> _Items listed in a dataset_
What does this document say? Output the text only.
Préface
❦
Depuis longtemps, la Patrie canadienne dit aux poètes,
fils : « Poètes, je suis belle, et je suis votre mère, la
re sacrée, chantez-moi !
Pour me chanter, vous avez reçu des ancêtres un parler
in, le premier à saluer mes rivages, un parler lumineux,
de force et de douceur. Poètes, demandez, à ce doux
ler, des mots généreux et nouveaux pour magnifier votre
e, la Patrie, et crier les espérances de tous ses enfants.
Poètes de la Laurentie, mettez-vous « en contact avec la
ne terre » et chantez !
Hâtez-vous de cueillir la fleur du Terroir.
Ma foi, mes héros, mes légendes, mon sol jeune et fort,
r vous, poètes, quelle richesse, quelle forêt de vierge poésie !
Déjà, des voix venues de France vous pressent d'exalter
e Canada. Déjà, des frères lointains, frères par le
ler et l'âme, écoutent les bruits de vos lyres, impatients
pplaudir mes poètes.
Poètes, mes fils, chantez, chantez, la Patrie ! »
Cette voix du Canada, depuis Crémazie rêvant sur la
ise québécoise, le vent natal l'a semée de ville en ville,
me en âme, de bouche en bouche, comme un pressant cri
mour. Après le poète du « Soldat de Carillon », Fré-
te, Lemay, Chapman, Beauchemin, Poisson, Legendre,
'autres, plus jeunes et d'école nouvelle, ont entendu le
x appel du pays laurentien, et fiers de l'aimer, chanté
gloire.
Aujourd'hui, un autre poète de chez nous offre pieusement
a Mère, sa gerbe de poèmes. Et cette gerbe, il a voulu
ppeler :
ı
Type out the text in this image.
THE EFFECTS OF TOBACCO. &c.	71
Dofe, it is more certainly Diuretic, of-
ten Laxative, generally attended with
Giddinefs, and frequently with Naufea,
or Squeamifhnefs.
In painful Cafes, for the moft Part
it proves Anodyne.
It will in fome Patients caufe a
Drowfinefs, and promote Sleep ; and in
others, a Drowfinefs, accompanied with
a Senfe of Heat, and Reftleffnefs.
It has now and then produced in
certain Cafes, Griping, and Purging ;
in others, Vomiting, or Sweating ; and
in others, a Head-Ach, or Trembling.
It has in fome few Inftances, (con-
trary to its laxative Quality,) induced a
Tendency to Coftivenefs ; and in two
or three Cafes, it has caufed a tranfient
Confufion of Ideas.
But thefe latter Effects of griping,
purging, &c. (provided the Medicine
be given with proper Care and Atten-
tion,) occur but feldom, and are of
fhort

> _THE PROBLEM_
Wherever a line in the data above holds "Déjà", copy that line.

> _SOLUTION TO THIS TASK_
Déjà, des voix venues de France vous pressent d'exalter
e Canada. Déjà, des frères lointains, frères par le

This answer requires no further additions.